» What the exercise asks:
Select, from the data, each line where "title" occurs.

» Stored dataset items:
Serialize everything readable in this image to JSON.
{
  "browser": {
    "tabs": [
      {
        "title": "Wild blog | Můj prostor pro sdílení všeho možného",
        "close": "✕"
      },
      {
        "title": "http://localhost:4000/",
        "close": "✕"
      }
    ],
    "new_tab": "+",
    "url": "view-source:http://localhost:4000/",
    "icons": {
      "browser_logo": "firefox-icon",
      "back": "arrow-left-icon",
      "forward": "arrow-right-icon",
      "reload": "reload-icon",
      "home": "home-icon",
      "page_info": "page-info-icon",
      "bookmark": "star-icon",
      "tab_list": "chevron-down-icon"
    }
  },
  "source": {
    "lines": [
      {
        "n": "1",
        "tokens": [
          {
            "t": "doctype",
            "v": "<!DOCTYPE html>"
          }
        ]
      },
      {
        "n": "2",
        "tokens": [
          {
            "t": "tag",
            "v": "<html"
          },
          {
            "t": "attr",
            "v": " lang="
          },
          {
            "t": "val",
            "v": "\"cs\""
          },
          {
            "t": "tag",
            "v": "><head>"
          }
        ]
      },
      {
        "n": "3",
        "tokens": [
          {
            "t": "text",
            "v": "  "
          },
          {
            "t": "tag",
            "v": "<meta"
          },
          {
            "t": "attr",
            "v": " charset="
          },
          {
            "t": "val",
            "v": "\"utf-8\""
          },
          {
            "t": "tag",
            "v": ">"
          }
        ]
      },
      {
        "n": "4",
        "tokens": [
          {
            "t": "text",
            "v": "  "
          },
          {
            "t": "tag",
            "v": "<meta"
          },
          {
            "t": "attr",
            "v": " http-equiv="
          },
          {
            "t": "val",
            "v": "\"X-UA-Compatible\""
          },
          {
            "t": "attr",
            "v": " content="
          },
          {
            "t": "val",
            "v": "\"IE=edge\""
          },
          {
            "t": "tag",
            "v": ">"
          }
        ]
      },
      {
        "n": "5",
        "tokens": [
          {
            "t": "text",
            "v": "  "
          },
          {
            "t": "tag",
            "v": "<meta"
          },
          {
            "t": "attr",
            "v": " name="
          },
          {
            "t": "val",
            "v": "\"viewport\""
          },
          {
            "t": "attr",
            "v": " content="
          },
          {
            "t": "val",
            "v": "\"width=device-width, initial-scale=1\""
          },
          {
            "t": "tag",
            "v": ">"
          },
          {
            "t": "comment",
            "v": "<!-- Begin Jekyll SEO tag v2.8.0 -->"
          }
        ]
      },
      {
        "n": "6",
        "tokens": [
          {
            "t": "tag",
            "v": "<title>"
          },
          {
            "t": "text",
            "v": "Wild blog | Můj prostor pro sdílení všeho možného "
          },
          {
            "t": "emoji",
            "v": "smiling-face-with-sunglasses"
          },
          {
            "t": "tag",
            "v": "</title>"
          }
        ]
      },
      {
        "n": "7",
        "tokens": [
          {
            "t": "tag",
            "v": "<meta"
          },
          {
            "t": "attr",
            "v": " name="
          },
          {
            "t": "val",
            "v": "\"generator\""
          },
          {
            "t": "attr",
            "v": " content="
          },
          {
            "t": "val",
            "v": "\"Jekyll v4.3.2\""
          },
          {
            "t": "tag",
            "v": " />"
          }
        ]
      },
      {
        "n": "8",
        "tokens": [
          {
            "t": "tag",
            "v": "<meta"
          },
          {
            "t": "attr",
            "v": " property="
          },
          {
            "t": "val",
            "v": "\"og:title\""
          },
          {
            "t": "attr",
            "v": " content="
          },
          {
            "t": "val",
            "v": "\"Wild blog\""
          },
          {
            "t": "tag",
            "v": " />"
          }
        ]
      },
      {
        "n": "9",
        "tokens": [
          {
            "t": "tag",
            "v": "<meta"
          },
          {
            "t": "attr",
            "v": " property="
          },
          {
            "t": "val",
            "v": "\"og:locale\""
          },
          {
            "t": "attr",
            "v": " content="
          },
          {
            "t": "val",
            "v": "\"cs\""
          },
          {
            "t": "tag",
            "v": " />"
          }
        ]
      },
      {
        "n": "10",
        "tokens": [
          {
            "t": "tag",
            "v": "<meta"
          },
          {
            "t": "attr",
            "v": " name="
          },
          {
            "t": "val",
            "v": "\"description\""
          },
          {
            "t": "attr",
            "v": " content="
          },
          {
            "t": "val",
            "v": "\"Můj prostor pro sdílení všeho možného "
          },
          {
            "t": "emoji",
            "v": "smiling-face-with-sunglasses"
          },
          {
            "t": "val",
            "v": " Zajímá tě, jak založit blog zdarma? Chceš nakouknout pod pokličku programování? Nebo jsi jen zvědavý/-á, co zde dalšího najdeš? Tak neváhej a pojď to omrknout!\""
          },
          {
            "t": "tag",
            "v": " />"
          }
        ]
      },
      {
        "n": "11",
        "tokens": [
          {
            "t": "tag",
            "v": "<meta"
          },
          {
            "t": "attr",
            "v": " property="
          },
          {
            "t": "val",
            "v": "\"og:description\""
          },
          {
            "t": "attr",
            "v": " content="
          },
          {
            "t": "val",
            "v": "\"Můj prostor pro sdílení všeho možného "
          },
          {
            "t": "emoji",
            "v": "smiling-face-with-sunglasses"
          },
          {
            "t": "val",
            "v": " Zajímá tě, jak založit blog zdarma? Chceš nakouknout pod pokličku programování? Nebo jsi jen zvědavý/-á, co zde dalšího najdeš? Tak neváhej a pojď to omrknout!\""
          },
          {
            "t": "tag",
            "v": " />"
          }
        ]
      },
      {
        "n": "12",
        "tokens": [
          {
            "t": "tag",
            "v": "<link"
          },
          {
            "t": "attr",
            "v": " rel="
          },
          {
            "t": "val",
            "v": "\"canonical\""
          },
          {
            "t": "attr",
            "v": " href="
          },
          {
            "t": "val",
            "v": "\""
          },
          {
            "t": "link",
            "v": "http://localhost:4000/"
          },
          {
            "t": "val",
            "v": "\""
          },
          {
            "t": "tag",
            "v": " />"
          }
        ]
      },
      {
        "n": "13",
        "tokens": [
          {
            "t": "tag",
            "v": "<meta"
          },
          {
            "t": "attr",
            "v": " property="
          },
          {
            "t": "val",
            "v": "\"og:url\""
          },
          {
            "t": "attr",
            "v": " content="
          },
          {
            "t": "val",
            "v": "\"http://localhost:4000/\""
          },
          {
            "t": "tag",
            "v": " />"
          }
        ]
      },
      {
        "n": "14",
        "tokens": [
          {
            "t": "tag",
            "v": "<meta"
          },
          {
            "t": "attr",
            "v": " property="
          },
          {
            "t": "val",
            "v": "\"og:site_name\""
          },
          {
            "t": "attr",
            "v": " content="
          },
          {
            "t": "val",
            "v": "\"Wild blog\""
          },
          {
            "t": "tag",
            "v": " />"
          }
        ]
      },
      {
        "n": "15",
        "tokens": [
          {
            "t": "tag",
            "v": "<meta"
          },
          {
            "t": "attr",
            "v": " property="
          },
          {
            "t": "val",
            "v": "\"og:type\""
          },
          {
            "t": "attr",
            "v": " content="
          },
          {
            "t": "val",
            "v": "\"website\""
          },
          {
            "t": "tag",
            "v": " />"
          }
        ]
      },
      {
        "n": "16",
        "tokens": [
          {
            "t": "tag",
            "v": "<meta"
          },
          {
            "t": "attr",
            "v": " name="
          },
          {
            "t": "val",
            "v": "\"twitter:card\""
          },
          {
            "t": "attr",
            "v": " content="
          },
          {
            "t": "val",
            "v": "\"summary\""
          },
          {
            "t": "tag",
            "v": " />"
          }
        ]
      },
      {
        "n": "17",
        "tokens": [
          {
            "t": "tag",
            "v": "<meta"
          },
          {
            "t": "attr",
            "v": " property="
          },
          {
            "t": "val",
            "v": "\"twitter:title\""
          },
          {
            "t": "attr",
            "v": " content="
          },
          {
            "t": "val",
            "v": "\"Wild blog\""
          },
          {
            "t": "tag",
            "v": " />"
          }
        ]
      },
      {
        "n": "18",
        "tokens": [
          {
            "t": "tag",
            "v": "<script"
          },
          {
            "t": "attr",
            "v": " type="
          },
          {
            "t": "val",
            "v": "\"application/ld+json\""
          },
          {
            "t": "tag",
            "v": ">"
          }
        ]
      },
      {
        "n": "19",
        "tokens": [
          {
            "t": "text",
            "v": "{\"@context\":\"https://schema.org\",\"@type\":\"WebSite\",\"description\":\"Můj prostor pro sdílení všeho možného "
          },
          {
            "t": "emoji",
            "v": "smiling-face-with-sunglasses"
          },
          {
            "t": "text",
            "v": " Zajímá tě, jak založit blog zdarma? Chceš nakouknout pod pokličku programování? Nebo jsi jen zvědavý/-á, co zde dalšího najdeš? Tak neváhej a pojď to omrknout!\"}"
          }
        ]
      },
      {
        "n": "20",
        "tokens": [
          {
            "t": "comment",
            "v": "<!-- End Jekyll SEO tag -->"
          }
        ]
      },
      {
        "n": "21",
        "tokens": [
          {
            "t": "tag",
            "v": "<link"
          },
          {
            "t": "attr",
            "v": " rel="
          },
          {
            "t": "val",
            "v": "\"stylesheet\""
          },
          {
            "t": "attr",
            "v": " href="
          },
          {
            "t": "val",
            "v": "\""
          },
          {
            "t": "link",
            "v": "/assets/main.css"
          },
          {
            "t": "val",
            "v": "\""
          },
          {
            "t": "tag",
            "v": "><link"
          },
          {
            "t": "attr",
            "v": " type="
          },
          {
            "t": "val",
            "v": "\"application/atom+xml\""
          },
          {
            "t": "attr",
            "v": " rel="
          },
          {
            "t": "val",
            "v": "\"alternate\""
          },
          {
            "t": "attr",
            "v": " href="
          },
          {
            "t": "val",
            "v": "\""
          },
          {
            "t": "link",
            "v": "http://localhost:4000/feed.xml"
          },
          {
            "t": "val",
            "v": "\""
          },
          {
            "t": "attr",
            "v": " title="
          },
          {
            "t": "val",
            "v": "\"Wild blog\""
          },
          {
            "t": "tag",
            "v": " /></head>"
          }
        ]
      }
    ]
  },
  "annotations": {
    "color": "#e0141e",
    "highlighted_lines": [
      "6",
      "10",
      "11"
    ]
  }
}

» The reply:
        "title": "Wild blog | Můj prostor pro sdílení všeho možného",
        "title": "http://localhost:4000/",
            "v": "<title>"
            "v": "</title>"
            "v": "\"og:title\""
            "v": "\"twitter:title\""
            "v": " title="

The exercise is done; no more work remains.